> _TASK STATEMENT_: All records below must be retyped exactly.

[Dataset rows]
-------
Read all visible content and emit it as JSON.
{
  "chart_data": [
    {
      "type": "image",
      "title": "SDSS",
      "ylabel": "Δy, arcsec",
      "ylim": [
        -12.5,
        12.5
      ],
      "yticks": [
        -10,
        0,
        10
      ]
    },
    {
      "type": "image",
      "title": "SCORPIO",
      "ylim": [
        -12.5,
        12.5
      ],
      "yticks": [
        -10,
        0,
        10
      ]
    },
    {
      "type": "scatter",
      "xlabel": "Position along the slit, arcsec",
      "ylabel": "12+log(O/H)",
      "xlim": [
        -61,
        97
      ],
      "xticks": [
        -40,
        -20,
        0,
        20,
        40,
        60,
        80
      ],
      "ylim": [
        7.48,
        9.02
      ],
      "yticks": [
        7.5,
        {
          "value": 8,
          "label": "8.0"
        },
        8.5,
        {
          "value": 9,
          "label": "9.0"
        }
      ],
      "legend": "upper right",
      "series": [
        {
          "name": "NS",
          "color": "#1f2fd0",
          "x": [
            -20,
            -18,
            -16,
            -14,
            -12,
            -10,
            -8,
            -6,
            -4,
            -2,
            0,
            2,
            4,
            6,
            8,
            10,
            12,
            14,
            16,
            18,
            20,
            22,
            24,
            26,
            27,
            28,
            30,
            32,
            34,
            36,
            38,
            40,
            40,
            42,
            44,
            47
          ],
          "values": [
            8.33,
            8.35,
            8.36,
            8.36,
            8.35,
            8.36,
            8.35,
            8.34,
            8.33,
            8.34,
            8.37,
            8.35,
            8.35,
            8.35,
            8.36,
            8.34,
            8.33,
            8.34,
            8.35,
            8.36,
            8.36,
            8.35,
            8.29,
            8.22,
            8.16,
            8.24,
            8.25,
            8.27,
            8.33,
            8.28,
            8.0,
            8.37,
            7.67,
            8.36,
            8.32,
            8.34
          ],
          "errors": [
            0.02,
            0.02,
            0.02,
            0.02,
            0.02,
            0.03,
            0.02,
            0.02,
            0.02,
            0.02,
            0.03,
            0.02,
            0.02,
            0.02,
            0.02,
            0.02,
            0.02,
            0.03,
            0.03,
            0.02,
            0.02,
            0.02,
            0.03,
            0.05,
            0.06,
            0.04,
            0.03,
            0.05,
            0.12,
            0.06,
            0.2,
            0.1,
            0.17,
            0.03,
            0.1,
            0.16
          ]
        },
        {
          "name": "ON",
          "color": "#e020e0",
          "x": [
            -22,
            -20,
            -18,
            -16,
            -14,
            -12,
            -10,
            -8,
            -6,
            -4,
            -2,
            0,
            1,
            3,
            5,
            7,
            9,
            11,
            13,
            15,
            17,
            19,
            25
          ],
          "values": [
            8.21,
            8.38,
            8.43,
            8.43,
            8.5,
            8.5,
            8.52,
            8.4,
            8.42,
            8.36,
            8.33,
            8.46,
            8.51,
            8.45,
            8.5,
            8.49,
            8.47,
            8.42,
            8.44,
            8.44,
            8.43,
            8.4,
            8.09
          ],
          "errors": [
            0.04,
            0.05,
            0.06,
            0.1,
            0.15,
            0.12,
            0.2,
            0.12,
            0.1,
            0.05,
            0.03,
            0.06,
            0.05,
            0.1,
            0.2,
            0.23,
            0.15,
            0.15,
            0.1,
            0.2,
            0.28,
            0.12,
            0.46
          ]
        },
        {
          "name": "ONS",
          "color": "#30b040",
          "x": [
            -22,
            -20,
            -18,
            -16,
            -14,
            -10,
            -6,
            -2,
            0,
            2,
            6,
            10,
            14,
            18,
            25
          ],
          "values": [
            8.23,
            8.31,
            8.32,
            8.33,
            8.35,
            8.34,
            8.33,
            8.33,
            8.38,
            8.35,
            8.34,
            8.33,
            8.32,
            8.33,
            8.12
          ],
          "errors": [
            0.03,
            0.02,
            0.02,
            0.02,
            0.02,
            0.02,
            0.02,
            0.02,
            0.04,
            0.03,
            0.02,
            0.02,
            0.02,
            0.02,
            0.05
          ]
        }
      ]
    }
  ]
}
-------
> _EXERCISE RESULT_:
Read all visible content and emit it as JSON.
{
  "chart_data": [
    {
      "type": "image",
      "title": "SDSS",
      "ylabel": "Δy, arcsec",
      "ylim": [
        -12.5,
        12.5
      ],
      "yticks": [
        -10,
        0,
        10
      ]
    },
    {
      "type": "image",
      "title": "SCORPIO",
      "ylim": [
        -12.5,
        12.5
      ],
      "yticks": [
        -10,
        0,
        10
      ]
    },
    {
      "type": "scatter",
      "xlabel": "Position along the slit, arcsec",
      "ylabel": "12+log(O/H)",
      "xlim": [
        -61,
        97
      ],
      "xticks": [
        -40,
        -20,
        0,
        20,
        40,
        60,
        80
      ],
      "ylim": [
        7.48,
        9.02
      ],
      "yticks": [
        7.5,
        {
          "value": 8,
          "label": "8.0"
        },
        8.5,
        {
          "value": 9,
          "label": "9.0"
        }
      ],
      "legend": "upper right",
      "series": [
        {
          "name": "NS",
          "color": "#1f2fd0",
          "x": [
            -20,
            -18,
            -16,
            -14,
            -12,
            -10,
            -8,
            -6,
            -4,
            -2,
            0,
            2,
            4,
            6,
            8,
            10,
            12,
            14,
            16,
            18,
            20,
            22,
            24,
            26,
            27,
            28,
            30,
            32,
            34,
            36,
            38,
            40,
            40,
            42,
            44,
            47
          ],
          "values": [
            8.33,
            8.35,
            8.36,
            8.36,
            8.35,
            8.36,
            8.35,
            8.34,
            8.33,
            8.34,
            8.37,
            8.35,
            8.35,
            8.35,
            8.36,
            8.34,
            8.33,
            8.34,
            8.35,
            8.36,
            8.36,
            8.35,
            8.29,
            8.22,
            8.16,
            8.24,
            8.25,
            8.27,
            8.33,
            8.28,
            8.0,
            8.37,
            7.67,
            8.36,
            8.32,
            8.34
          ],
          "errors": [
            0.02,
            0.02,
            0.02,
            0.02,
            0.02,
            0.03,
            0.02,
            0.02,
            0.02,
            0.02,
            0.03,
            0.02,
            0.02,
            0.02,
            0.02,
            0.02,
            0.02,
            0.03,
            0.03,
            0.02,
            0.02,
            0.02,
            0.03,
            0.05,
            0.06,
            0.04,
            0.03,
            0.05,
            0.12,
            0.06,
            0.2,
            0.1,
            0.17,
            0.03,
            0.1,
            0.16
          ]
        },
        {
          "name": "ON",
          "color": "#e020e0",
          "x": [
            -22,
            -20,
            -18,
            -16,
            -14,
            -12,
            -10,
            -8,
            -6,
            -4,
            -2,
            0,
            1,
            3,
            5,
            7,
            9,
            11,
            13,
            15,
            17,
            19,
            25
          ],
          "values": [
            8.21,
            8.38,
            8.43,
            8.43,
            8.5,
            8.5,
            8.52,
            8.4,
            8.42,
            8.36,
            8.33,
            8.46,
            8.51,
            8.45,
            8.5,
            8.49,
            8.47,
            8.42,
            8.44,
            8.44,
            8.43,
            8.4,
            8.09
          ],
          "errors": [
            0.04,
            0.05,
            0.06,
            0.1,
            0.15,
            0.12,
            0.2,
            0.12,
            0.1,
            0.05,
            0.03,
            0.06,
            0.05,
            0.1,
            0.2,
            0.23,
            0.15,
            0.15,
            0.1,
            0.2,
            0.28,
            0.12,
            0.46
          ]
        },
        {
          "name": "ONS",
          "color": "#30b040",
          "x": [
            -22,
            -20,
            -18,
            -16,
            -14,
            -10,
            -6,
            -2,
            0,
            2,
            6,
            10,
            14,
            18,
            25
          ],
          "values": [
            8.23,
            8.31,
            8.32,
            8.33,
            8.35,
            8.34,
            8.33,
            8.33,
            8.38,
            8.35,
            8.34,
            8.33,
            8.32,
            8.33,
            8.12
          ],
          "errors": [
            0.03,
            0.02,
            0.02,
            0.02,
            0.02,
            0.02,
            0.02,
            0.02,
            0.04,
            0.03,
            0.02,
            0.02,
            0.02,
            0.02,
            0.05
          ]
        }
      ]
    }
  ]
}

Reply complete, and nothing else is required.